Where a line contains the string "kind", copy that line.
***** DATA EXCERPTS
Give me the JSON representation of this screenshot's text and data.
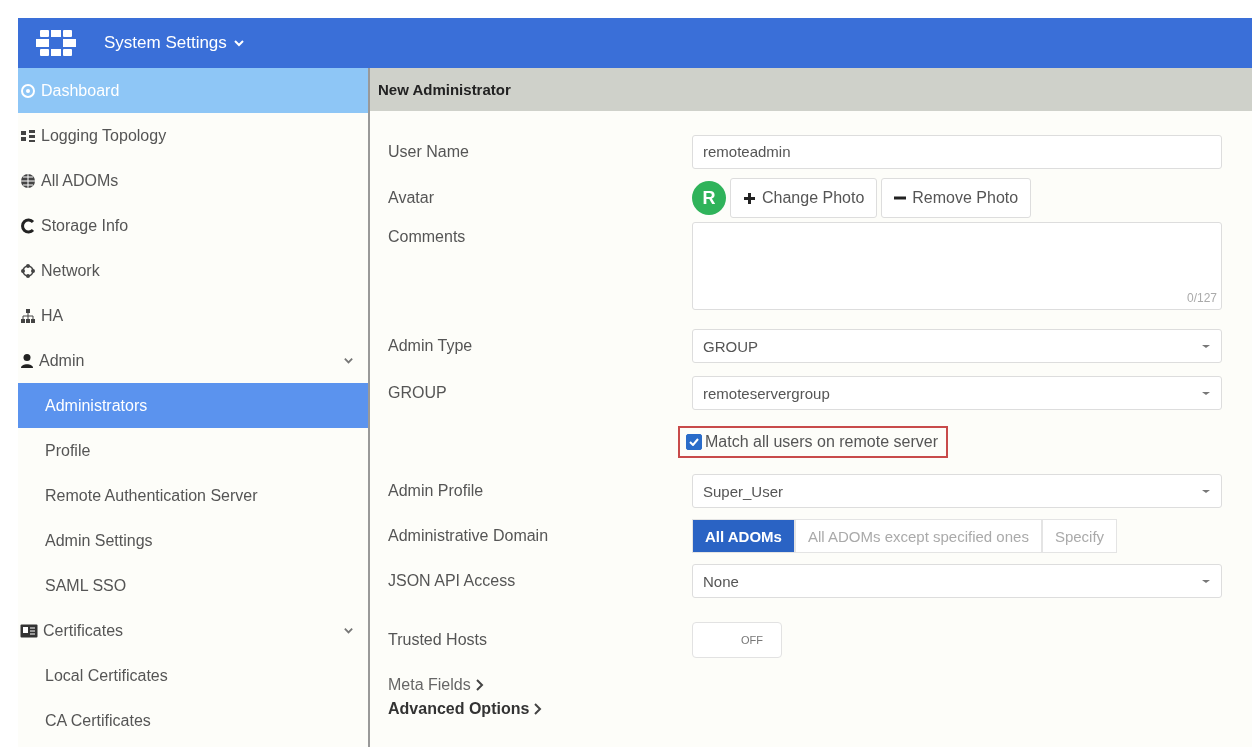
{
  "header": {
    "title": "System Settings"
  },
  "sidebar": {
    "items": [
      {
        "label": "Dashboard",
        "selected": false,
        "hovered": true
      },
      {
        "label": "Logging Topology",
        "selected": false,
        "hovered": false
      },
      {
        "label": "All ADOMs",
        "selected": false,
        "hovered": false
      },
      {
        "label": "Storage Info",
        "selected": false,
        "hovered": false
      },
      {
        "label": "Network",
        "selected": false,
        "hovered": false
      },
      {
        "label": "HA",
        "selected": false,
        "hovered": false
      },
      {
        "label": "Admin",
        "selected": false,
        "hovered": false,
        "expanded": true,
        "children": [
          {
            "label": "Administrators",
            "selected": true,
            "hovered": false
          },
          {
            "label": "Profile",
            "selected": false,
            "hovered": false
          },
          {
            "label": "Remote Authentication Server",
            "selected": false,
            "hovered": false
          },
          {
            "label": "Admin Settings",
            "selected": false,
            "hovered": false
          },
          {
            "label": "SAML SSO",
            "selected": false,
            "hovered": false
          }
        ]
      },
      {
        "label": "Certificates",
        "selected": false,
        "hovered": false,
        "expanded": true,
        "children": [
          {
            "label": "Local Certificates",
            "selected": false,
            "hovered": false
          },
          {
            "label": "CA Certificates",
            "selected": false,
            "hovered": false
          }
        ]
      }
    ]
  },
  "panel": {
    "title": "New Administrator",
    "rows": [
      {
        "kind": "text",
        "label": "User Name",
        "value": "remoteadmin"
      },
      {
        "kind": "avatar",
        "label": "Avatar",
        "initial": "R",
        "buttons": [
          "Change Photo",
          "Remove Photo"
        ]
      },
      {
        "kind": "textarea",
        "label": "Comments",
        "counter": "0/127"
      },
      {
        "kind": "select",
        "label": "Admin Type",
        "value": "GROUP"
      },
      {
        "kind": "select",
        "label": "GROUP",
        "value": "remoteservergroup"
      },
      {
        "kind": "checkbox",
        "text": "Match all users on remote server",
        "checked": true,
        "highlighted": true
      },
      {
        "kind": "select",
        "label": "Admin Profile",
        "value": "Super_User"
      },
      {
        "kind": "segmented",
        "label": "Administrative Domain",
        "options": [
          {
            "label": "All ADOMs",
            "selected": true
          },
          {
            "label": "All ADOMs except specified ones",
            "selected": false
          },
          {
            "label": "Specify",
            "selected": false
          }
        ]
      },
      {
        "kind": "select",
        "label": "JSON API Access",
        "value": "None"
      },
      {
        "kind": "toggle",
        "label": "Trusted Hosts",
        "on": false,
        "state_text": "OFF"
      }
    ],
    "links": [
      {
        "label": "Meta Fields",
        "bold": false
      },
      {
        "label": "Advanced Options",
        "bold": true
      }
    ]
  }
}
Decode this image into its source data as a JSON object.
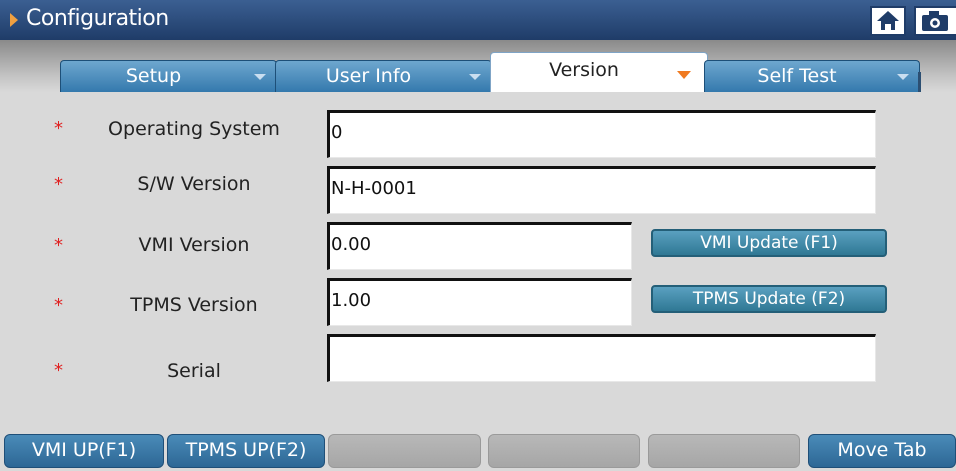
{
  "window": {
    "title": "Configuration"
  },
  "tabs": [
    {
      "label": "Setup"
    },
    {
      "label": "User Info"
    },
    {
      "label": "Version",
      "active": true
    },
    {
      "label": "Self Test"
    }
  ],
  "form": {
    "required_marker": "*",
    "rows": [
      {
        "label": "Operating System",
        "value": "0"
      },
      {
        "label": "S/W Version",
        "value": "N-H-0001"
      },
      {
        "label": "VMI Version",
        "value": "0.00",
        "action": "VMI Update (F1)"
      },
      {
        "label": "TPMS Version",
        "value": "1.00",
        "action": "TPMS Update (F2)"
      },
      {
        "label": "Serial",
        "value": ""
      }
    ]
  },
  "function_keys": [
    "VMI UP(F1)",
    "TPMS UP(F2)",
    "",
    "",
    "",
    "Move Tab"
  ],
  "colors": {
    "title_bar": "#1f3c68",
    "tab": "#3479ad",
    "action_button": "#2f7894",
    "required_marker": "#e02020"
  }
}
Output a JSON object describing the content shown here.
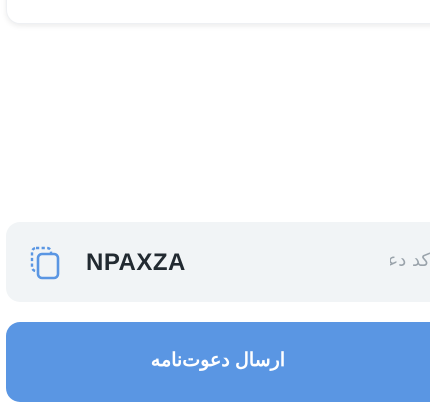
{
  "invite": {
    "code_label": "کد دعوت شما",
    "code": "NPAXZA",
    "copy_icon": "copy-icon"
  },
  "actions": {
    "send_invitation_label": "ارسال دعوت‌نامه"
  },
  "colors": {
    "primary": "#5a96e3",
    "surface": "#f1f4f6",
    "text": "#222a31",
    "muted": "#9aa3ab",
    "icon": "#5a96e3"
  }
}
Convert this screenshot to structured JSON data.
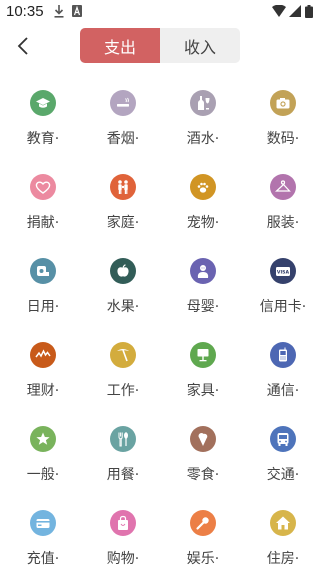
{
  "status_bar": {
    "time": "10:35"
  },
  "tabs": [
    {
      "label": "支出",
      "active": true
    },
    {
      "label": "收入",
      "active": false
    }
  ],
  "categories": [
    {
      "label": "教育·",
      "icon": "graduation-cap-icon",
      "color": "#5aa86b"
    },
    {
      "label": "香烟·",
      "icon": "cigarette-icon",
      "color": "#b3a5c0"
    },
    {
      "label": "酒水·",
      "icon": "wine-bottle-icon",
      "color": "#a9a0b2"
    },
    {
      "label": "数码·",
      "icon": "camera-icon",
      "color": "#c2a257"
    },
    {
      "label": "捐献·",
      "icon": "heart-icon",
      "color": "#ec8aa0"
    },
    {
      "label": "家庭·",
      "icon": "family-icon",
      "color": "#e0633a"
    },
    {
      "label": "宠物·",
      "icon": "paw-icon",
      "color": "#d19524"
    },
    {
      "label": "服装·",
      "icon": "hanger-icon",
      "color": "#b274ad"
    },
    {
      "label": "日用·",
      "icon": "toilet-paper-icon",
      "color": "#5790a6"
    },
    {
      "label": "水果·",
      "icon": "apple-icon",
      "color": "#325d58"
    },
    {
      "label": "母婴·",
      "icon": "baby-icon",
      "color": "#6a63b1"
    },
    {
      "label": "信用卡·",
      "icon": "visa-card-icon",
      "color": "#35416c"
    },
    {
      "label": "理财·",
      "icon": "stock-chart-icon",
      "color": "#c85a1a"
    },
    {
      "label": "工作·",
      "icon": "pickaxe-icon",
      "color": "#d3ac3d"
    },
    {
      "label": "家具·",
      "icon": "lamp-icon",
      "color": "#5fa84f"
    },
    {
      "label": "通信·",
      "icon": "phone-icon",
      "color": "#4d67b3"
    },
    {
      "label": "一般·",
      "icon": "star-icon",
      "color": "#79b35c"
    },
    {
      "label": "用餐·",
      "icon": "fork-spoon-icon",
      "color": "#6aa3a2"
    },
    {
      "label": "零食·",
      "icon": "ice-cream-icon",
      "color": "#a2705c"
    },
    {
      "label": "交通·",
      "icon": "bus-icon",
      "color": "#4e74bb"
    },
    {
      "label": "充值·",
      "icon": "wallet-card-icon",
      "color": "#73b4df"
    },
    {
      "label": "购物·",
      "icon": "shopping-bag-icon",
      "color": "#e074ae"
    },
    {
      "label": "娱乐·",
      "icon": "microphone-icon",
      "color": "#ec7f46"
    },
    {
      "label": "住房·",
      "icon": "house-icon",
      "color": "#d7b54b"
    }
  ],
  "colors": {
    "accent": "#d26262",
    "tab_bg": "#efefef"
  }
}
**********
● EXERCISE RESPONSE:
        "kind": "text",
        "kind": "avatar",
        "kind": "textarea",
        "kind": "select",
        "kind": "select",
        "kind": "checkbox",
        "kind": "select",
        "kind": "segmented",
        "kind": "select",
        "kind": "toggle",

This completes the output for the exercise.